-- start INPUT DATA --
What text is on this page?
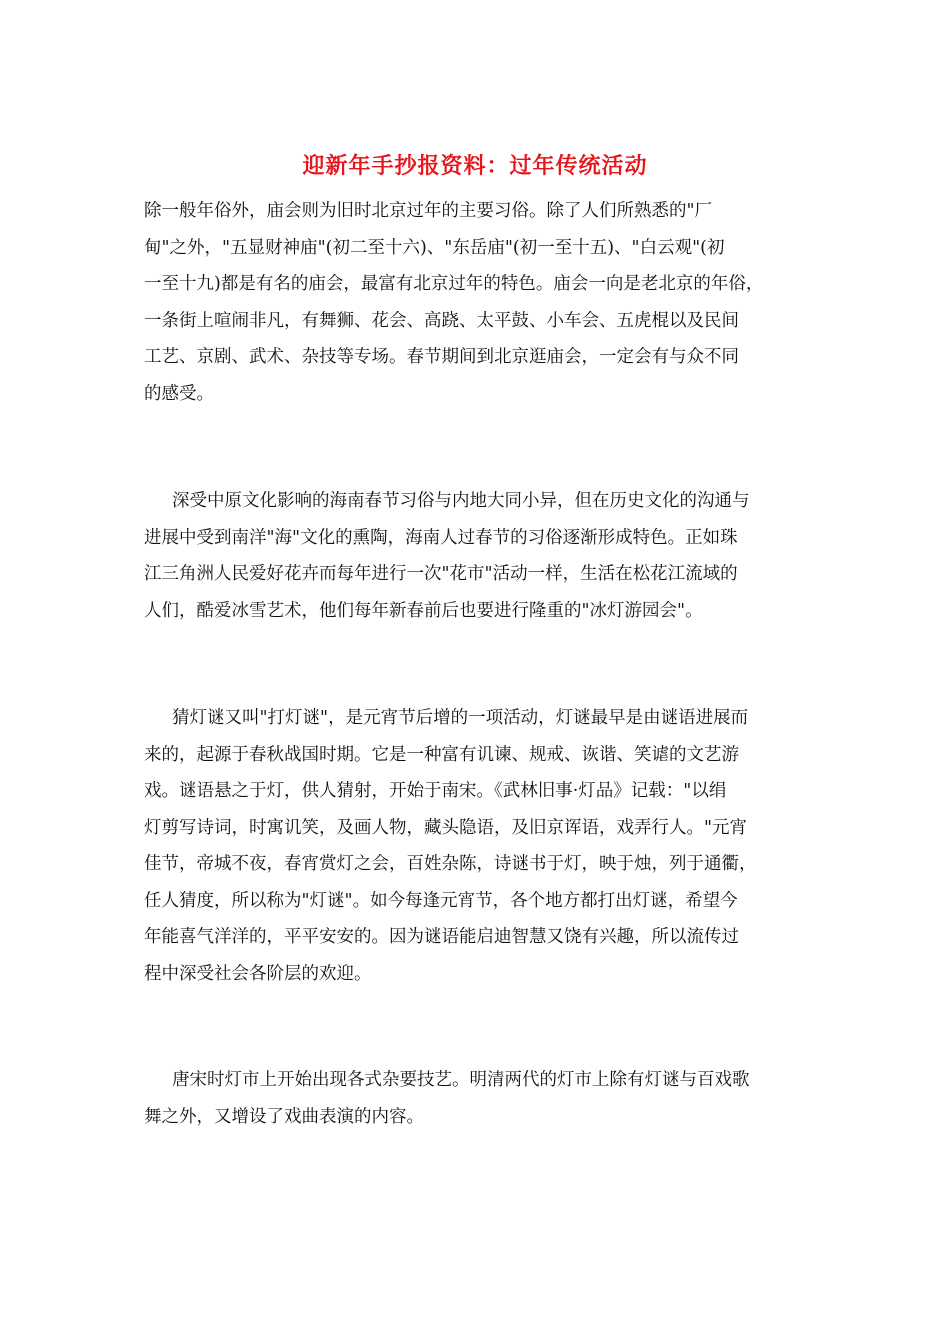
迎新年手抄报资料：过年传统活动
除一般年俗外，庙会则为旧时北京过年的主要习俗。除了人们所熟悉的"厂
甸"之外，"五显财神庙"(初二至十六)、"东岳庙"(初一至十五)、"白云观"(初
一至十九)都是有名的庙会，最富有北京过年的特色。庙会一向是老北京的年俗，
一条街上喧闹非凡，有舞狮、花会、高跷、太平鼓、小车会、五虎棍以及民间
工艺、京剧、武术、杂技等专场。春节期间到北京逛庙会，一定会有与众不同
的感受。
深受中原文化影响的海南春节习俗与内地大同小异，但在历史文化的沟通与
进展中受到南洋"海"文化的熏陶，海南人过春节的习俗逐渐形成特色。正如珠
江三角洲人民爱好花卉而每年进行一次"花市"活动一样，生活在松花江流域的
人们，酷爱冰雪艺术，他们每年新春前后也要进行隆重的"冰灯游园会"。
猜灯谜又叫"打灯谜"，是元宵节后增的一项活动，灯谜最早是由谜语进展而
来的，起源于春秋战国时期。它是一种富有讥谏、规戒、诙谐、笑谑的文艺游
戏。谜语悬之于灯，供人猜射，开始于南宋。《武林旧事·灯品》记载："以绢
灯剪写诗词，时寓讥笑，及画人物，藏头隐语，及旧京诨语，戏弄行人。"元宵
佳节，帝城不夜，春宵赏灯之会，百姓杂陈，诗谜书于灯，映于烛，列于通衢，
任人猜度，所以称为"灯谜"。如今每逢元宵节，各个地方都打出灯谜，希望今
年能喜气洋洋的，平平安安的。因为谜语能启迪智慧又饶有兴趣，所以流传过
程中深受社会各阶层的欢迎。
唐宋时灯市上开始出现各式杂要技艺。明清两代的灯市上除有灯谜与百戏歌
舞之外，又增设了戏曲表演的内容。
-- end INPUT DATA --
DIRECTION>
Transcribe all of the material exactly, leaving out whatever pictures it contains.

ANSWER BELOW>
What text is on this page?
迎新年手抄报资料：过年传统活动
除一般年俗外，庙会则为旧时北京过年的主要习俗。除了人们所熟悉的"厂
甸"之外，"五显财神庙"(初二至十六)、"东岳庙"(初一至十五)、"白云观"(初
一至十九)都是有名的庙会，最富有北京过年的特色。庙会一向是老北京的年俗，
一条街上喧闹非凡，有舞狮、花会、高跷、太平鼓、小车会、五虎棍以及民间
工艺、京剧、武术、杂技等专场。春节期间到北京逛庙会，一定会有与众不同
的感受。
深受中原文化影响的海南春节习俗与内地大同小异，但在历史文化的沟通与
进展中受到南洋"海"文化的熏陶，海南人过春节的习俗逐渐形成特色。正如珠
江三角洲人民爱好花卉而每年进行一次"花市"活动一样，生活在松花江流域的
人们，酷爱冰雪艺术，他们每年新春前后也要进行隆重的"冰灯游园会"。
猜灯谜又叫"打灯谜"，是元宵节后增的一项活动，灯谜最早是由谜语进展而
来的，起源于春秋战国时期。它是一种富有讥谏、规戒、诙谐、笑谑的文艺游
戏。谜语悬之于灯，供人猜射，开始于南宋。《武林旧事·灯品》记载："以绢
灯剪写诗词，时寓讥笑，及画人物，藏头隐语，及旧京诨语，戏弄行人。"元宵
佳节，帝城不夜，春宵赏灯之会，百姓杂陈，诗谜书于灯，映于烛，列于通衢，
任人猜度，所以称为"灯谜"。如今每逢元宵节，各个地方都打出灯谜，希望今
年能喜气洋洋的，平平安安的。因为谜语能启迪智慧又饶有兴趣，所以流传过
程中深受社会各阶层的欢迎。
唐宋时灯市上开始出现各式杂要技艺。明清两代的灯市上除有灯谜与百戏歌
舞之外，又增设了戏曲表演的内容。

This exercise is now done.